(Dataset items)

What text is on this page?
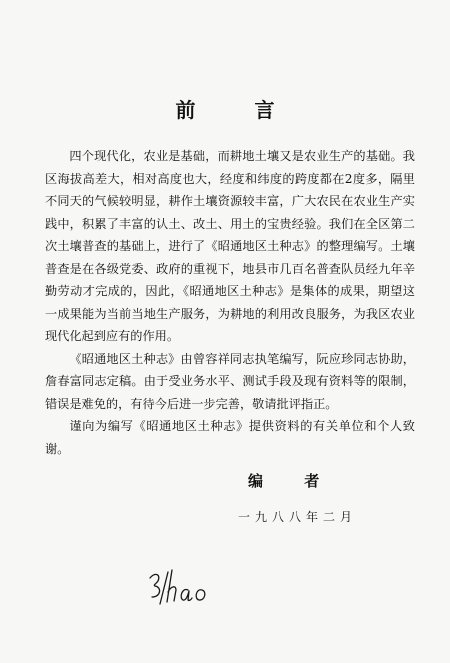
前 言

四个现代化，农业是基础，而耕地土壤又是农业生产的基础。我区海拔高差大，相对高度也大，经度和纬度的跨度都在2度多，隔里不同天的气候较明显，耕作土壤资源较丰富，广大农民在农业生产实践中，积累了丰富的认土、改土、用土的宝贵经验。我们在全区第二次土壤普查的基础上，进行了《昭通地区土种志》的整理编写。土壤普查是在各级党委、政府的重视下，地县市几百名普查队员经九年辛勤劳动才完成的，因此，《昭通地区土种志》是集体的成果，期望这一成果能为当前当地生产服务，为耕地的利用改良服务，为我区农业现代化起到应有的作用。

《昭通地区土种志》由曾容祥同志执笔编写，阮应珍同志协助，詹春富同志定稿。由于受业务水平、测试手段及现有资料等的限制，错误是难免的，有待今后进一步完善，敬请批评指正。

谨向为编写《昭通地区土种志》提供资料的有关单位和个人致谢。

编 者
一九八八年二月
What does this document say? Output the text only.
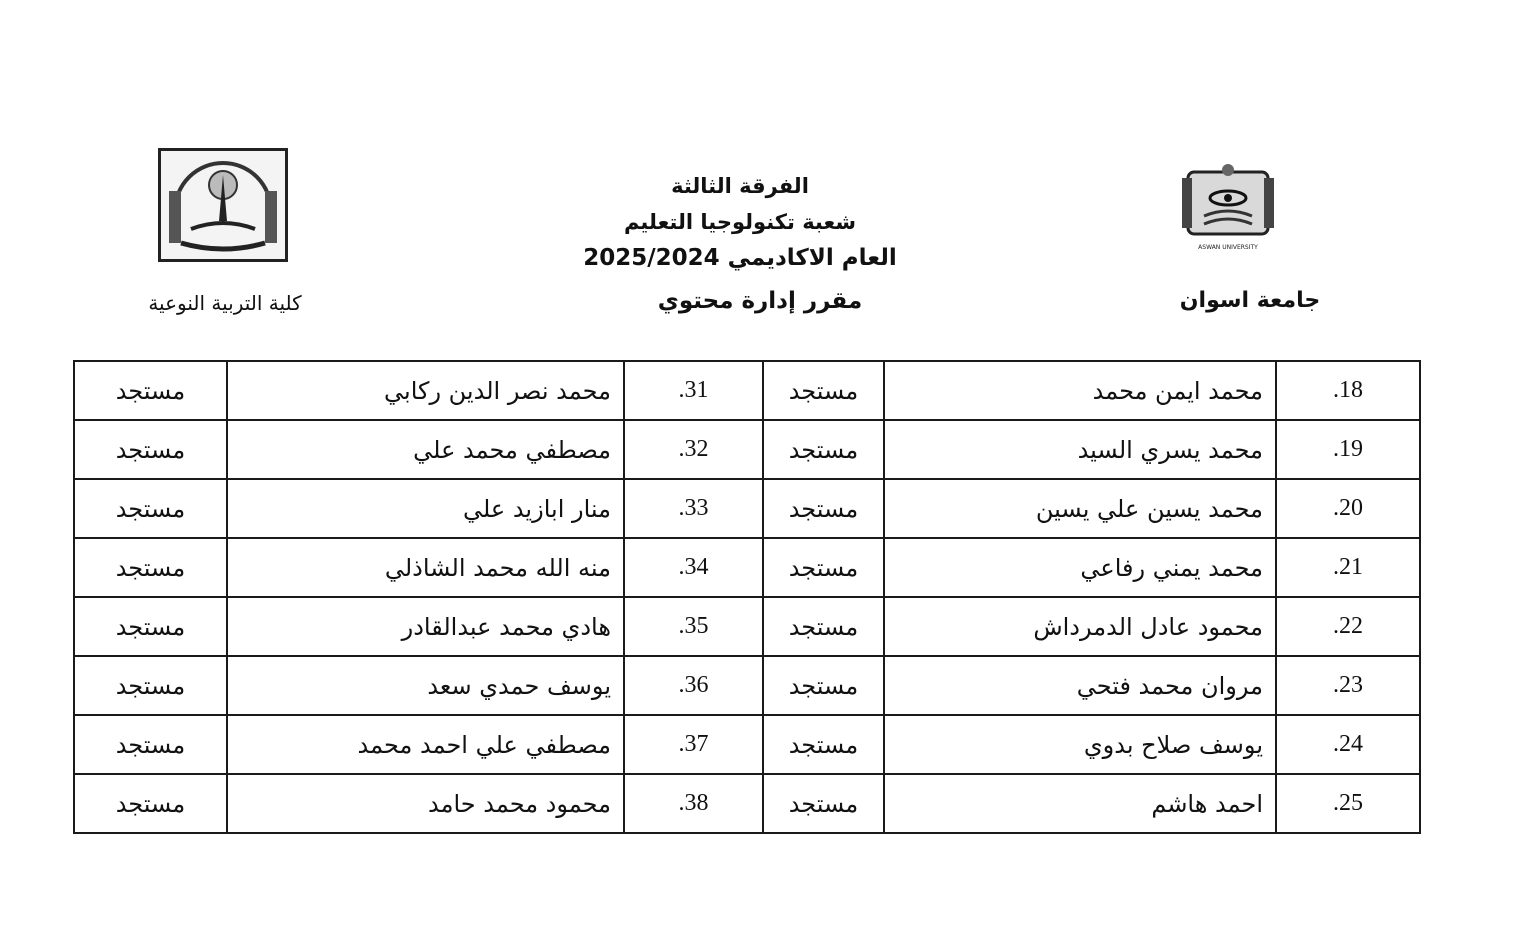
الفرقة الثالثة
شعبة تكنولوجيا التعليم
العام الاكاديمي 2025/2024
مقرر إدارة محتوي	جامعة اسوان
كلية التربية النوعية
ASWAN UNIVERSITY
.18	محمد ايمن محمد	مستجد	.31	محمد نصر الدين ركابي	مستجد
.19	محمد يسري السيد	مستجد	.32	مصطفي محمد علي	مستجد
.20	محمد يسين علي يسين	مستجد	.33	منار ابازيد علي	مستجد
.21	محمد يمني رفاعي	مستجد	.34	منه الله محمد الشاذلي	مستجد
.22	محمود عادل الدمرداش	مستجد	.35	هادي محمد عبدالقادر	مستجد
.23	مروان محمد فتحي	مستجد	.36	يوسف حمدي سعد	مستجد
.24	يوسف صلاح بدوي	مستجد	.37	مصطفي علي احمد محمد	مستجد
.25	احمد هاشم	مستجد	.38	محمود محمد حامد	مستجد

**Work to do:**
Leave the pictures out, and print every line of the listing exactly as written.

**Solution to the exercise:**
What text is on this page?
前 言

四个现代化，农业是基础，而耕地土壤又是农业生产的基础。我区海拔高差大，相对高度也大，经度和纬度的跨度都在2度多，隔里不同天的气候较明显，耕作土壤资源较丰富，广大农民在农业生产实践中，积累了丰富的认土、改土、用土的宝贵经验。我们在全区第二次土壤普查的基础上，进行了《昭通地区土种志》的整理编写。土壤普查是在各级党委、政府的重视下，地县市几百名普查队员经九年辛勤劳动才完成的，因此，《昭通地区土种志》是集体的成果，期望这一成果能为当前当地生产服务，为耕地的利用改良服务，为我区农业现代化起到应有的作用。

《昭通地区土种志》由曾容祥同志执笔编写，阮应珍同志协助，詹春富同志定稿。由于受业务水平、测试手段及现有资料等的限制，错误是难免的，有待今后进一步完善，敬请批评指正。

谨向为编写《昭通地区土种志》提供资料的有关单位和个人致谢。

编 者
一九八八年二月
What does this document say? Output the text only.
الفرقة الثالثة
شعبة تكنولوجيا التعليم
العام الاكاديمي 2025/2024
مقرر إدارة محتوي	جامعة اسوان
كلية التربية النوعية
ASWAN UNIVERSITY
.18	محمد ايمن محمد	مستجد	.31	محمد نصر الدين ركابي	مستجد
.19	محمد يسري السيد	مستجد	.32	مصطفي محمد علي	مستجد
.20	محمد يسين علي يسين	مستجد	.33	منار ابازيد علي	مستجد
.21	محمد يمني رفاعي	مستجد	.34	منه الله محمد الشاذلي	مستجد
.22	محمود عادل الدمرداش	مستجد	.35	هادي محمد عبدالقادر	مستجد
.23	مروان محمد فتحي	مستجد	.36	يوسف حمدي سعد	مستجد
.24	يوسف صلاح بدوي	مستجد	.37	مصطفي علي احمد محمد	مستجد
.25	احمد هاشم	مستجد	.38	محمود محمد حامد	مستجد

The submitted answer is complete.